[Data to process]:
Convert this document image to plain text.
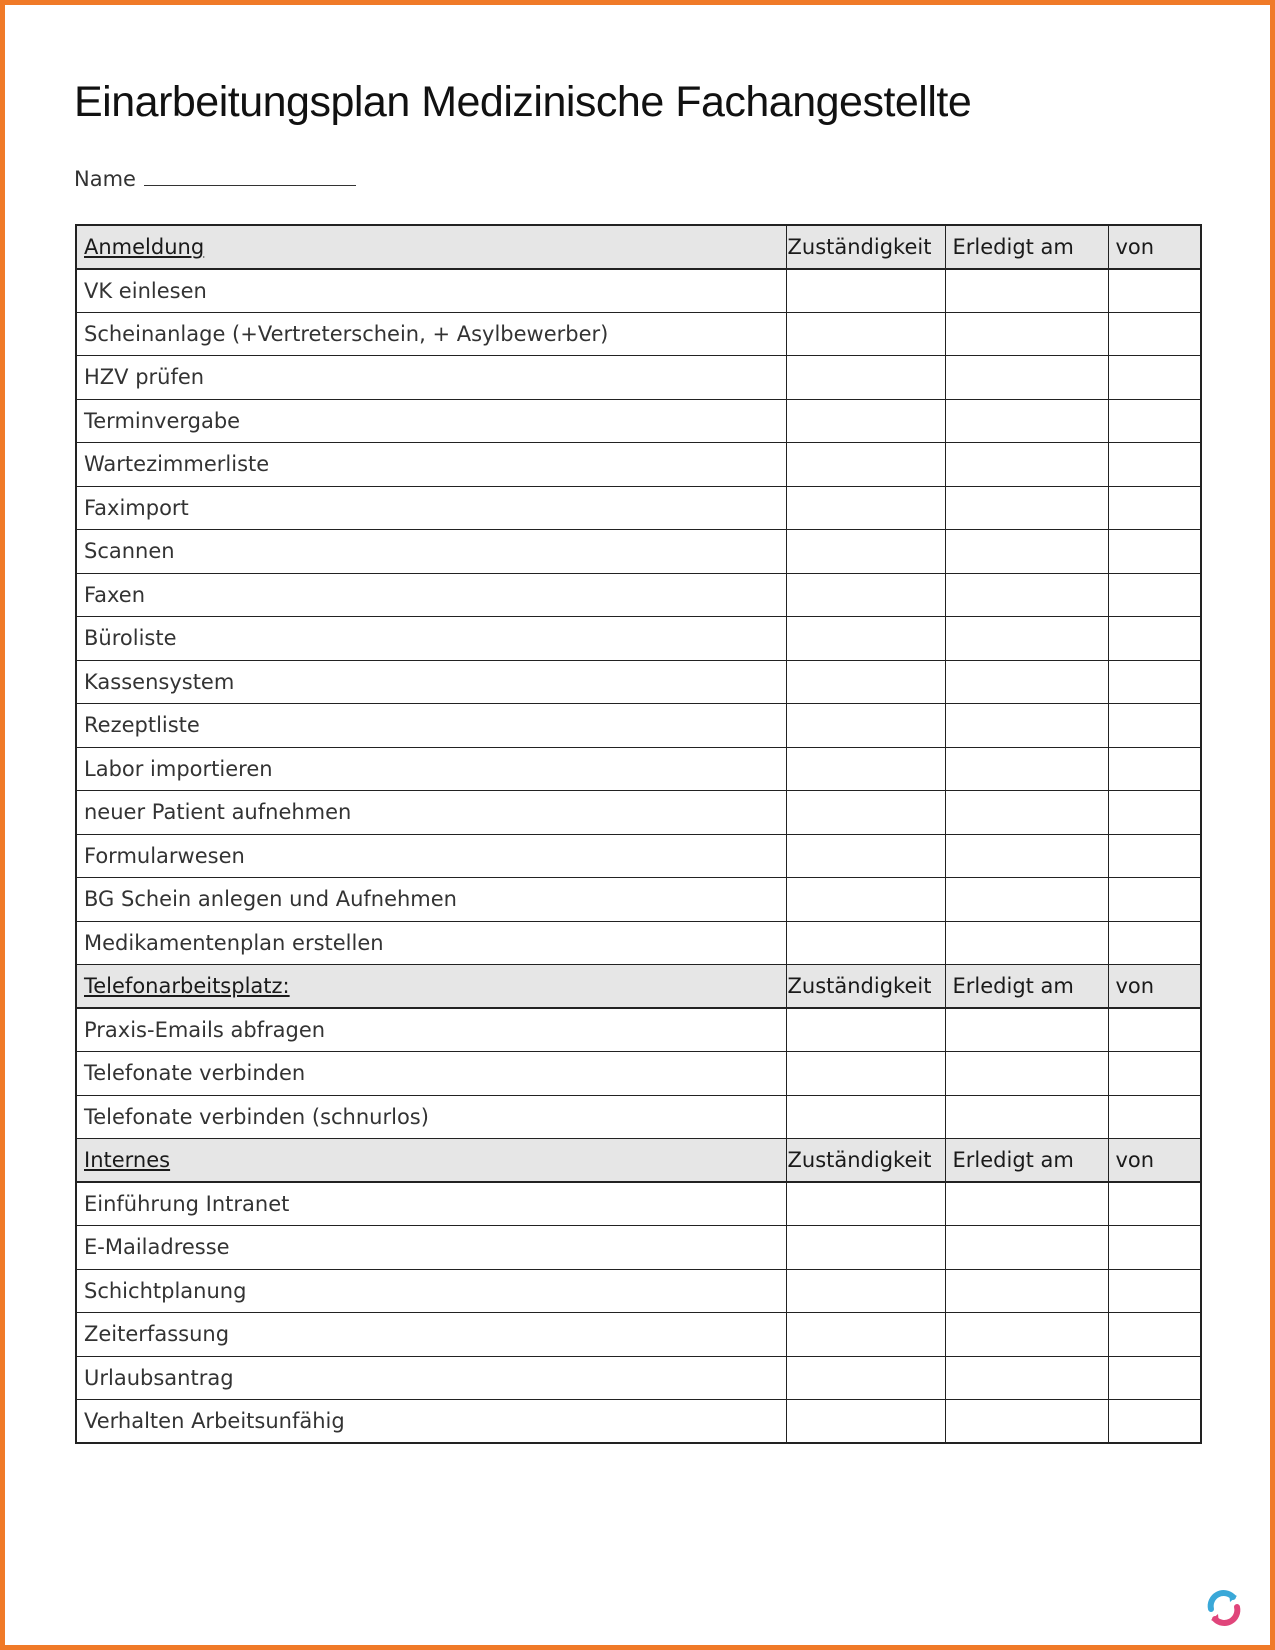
Einarbeitungsplan Medizinische Fachangestellte
Name
Anmeldung	Zuständigkeit	Erledigt am	von
VK einlesen			
Scheinanlage (+Vertreterschein, + Asylbewerber)			
HZV prüfen			
Terminvergabe			
Wartezimmerliste			
Faximport			
Scannen			
Faxen			
Büroliste			
Kassensystem			
Rezeptliste			
Labor importieren			
neuer Patient aufnehmen			
Formularwesen			
BG Schein anlegen und Aufnehmen			
Medikamentenplan erstellen			
Telefonarbeitsplatz:	Zuständigkeit	Erledigt am	von
Praxis-Emails abfragen			
Telefonate verbinden			
Telefonate verbinden (schnurlos)			
Internes	Zuständigkeit	Erledigt am	von
Einführung Intranet			
E-Mailadresse			
Schichtplanung			
Zeiterfassung			
Urlaubsantrag			
Verhalten Arbeitsunfähig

[Task prompt]: Return the entries unchanged, save for the pictures, which do not belong in the copy.

[Correct result]:
Convert this document image to plain text.
Einarbeitungsplan Medizinische Fachangestellte
Name
Anmeldung	Zuständigkeit	Erledigt am	von
VK einlesen			
Scheinanlage (+Vertreterschein, + Asylbewerber)			
HZV prüfen			
Terminvergabe			
Wartezimmerliste			
Faximport			
Scannen			
Faxen			
Büroliste			
Kassensystem			
Rezeptliste			
Labor importieren			
neuer Patient aufnehmen			
Formularwesen			
BG Schein anlegen und Aufnehmen			
Medikamentenplan erstellen			
Telefonarbeitsplatz:	Zuständigkeit	Erledigt am	von
Praxis-Emails abfragen			
Telefonate verbinden			
Telefonate verbinden (schnurlos)			
Internes	Zuständigkeit	Erledigt am	von
Einführung Intranet			
E-Mailadresse			
Schichtplanung			
Zeiterfassung			
Urlaubsantrag			
Verhalten Arbeitsunfähig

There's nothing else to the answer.